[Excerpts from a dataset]
----------------
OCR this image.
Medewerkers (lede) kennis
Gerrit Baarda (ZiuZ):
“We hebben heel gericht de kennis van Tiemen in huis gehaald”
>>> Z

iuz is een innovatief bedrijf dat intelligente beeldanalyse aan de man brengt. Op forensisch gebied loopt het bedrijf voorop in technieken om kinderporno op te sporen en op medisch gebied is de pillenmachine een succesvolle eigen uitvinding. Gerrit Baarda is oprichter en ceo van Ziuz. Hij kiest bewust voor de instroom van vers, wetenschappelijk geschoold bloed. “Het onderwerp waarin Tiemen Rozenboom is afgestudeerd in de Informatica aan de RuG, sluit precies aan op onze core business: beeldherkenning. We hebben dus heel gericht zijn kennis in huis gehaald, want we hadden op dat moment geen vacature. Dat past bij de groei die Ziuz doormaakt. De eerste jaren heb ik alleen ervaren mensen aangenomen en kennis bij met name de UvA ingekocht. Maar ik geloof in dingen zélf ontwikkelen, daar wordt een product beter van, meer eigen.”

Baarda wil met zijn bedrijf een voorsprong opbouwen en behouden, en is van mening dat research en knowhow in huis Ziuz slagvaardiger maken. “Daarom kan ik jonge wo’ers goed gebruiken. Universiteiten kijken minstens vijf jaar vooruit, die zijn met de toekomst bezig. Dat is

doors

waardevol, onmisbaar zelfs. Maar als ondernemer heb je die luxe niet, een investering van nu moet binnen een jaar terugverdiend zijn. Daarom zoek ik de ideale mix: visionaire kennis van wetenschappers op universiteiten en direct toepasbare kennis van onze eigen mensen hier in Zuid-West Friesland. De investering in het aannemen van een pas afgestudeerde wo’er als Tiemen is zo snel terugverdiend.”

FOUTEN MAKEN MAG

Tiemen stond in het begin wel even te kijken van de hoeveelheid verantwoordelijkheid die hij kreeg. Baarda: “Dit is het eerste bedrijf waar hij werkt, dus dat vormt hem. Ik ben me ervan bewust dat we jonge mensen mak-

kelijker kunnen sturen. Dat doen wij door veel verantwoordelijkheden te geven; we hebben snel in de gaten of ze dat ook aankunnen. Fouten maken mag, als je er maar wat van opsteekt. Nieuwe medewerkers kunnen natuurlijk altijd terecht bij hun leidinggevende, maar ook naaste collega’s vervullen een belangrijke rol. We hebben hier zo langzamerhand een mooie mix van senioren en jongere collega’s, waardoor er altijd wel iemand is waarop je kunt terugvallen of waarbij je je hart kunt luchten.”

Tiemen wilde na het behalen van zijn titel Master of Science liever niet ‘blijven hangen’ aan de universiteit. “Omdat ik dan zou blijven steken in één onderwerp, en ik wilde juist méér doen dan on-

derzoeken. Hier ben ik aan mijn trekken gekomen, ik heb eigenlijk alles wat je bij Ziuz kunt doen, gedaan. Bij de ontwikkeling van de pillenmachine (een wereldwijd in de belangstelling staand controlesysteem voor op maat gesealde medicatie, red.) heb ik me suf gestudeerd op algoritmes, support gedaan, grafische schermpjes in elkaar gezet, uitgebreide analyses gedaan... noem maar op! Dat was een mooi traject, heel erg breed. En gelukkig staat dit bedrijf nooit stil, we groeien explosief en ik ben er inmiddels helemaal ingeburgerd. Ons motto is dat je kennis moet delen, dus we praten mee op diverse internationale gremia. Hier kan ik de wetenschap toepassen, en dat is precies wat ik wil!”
----------------
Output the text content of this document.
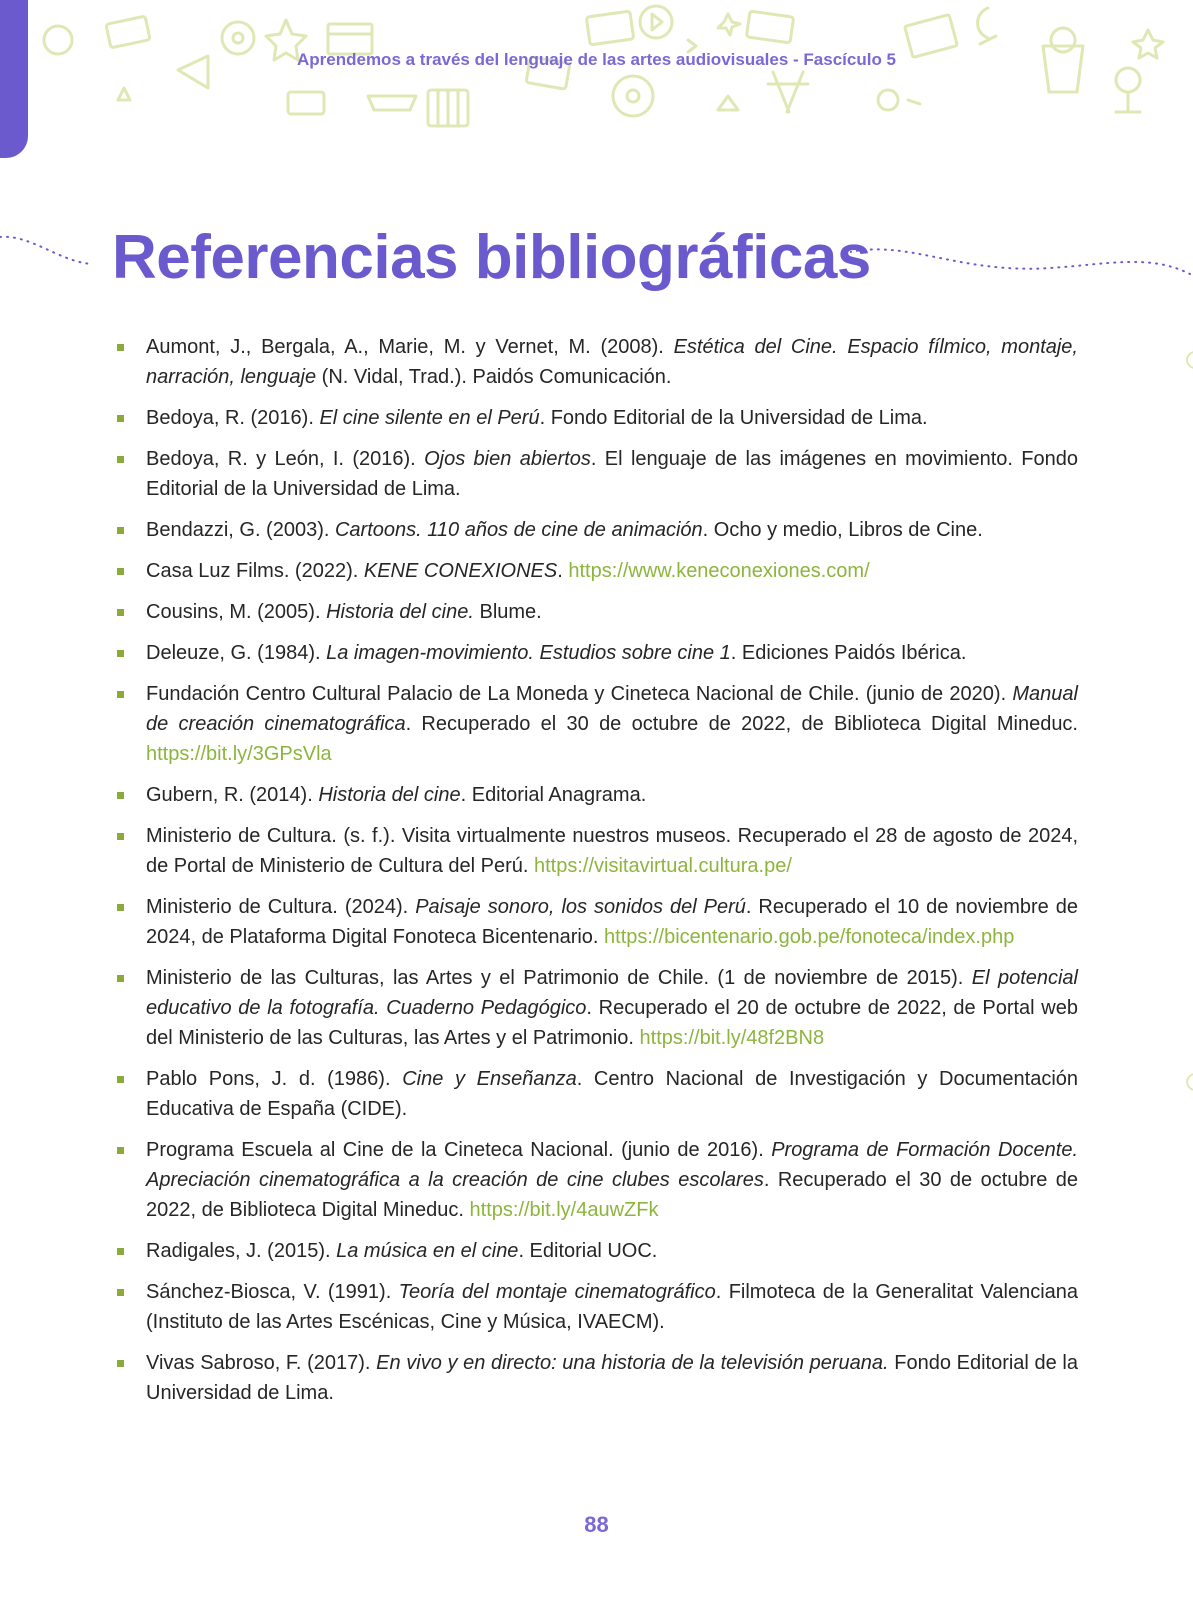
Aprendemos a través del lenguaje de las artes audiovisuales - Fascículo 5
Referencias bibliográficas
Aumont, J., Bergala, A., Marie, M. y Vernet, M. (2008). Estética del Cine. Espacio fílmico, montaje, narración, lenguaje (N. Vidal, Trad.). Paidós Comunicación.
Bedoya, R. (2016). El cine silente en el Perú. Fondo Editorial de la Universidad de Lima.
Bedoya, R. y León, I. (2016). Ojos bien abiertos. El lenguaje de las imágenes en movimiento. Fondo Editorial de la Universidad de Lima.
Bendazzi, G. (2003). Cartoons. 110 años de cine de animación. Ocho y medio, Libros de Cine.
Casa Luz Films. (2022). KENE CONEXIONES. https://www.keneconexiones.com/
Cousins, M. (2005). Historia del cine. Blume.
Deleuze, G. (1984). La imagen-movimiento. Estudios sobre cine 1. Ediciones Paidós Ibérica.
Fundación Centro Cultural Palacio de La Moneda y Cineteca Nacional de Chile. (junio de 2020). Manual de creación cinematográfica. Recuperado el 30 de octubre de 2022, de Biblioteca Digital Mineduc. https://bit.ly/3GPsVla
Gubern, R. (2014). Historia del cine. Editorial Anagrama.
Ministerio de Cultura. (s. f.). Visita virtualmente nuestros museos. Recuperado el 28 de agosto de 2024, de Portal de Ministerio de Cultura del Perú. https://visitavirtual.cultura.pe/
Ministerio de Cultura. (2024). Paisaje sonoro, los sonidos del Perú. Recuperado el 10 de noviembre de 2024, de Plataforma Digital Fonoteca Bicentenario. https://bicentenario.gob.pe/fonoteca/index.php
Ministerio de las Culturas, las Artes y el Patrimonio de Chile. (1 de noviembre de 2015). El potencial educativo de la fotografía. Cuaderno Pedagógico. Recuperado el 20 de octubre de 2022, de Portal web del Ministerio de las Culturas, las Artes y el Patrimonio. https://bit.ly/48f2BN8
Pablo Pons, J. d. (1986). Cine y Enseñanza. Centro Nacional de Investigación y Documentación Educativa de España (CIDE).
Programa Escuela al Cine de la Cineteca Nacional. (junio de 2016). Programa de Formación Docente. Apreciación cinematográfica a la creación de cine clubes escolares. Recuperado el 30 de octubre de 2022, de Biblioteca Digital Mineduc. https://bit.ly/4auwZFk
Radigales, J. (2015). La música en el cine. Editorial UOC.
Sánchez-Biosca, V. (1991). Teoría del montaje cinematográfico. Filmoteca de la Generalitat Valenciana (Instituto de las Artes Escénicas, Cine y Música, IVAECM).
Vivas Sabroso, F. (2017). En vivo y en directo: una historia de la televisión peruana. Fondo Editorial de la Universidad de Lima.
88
----------------
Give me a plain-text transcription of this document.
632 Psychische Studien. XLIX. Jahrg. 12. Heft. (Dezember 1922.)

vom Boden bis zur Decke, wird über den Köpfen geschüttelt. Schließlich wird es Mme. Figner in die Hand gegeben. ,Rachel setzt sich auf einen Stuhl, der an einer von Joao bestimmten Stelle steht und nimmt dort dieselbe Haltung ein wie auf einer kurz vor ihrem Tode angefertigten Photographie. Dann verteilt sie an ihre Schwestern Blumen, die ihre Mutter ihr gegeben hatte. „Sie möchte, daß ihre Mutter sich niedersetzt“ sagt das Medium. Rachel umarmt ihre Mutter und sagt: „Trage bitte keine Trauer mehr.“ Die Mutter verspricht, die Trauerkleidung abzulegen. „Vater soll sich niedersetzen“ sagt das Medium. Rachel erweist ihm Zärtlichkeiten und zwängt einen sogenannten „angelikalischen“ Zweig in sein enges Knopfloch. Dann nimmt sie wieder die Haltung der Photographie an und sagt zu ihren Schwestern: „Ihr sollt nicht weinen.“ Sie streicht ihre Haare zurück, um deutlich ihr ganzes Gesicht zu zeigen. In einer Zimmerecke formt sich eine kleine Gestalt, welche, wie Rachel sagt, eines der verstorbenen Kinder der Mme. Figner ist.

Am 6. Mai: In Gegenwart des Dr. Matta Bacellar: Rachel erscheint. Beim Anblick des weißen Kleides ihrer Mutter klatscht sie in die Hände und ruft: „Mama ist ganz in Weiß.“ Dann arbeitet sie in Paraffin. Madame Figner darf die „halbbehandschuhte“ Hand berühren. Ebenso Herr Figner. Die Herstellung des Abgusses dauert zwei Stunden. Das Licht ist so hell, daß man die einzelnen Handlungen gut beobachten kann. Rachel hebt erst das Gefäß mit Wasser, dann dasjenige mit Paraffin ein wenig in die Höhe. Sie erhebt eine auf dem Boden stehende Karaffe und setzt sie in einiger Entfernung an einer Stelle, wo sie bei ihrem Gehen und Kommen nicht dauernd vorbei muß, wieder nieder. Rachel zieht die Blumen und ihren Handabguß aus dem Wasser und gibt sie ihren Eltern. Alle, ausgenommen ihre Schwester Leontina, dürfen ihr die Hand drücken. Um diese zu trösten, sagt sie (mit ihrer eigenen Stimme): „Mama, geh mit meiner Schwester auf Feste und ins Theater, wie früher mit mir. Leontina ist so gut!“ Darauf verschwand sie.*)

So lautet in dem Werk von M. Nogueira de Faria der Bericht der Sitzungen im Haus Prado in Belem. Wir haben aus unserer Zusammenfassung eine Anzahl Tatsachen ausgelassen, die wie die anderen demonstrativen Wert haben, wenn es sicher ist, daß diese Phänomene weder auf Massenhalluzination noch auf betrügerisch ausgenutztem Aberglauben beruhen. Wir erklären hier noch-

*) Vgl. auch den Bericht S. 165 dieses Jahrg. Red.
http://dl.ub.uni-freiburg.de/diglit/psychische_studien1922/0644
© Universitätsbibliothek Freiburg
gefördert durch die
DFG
----------------
## Work required
Scan the entries above for the word "Paidós", then copy every line in which it occurs.

## Solution to the exercise
Aumont, J., Bergala, A., Marie, M. y Vernet, M. (2008). Estética del Cine. Espacio fílmico, montaje, narración, lenguaje (N. Vidal, Trad.). Paidós Comunicación.
Deleuze, G. (1984). La imagen-movimiento. Estudios sobre cine 1. Ediciones Paidós Ibérica.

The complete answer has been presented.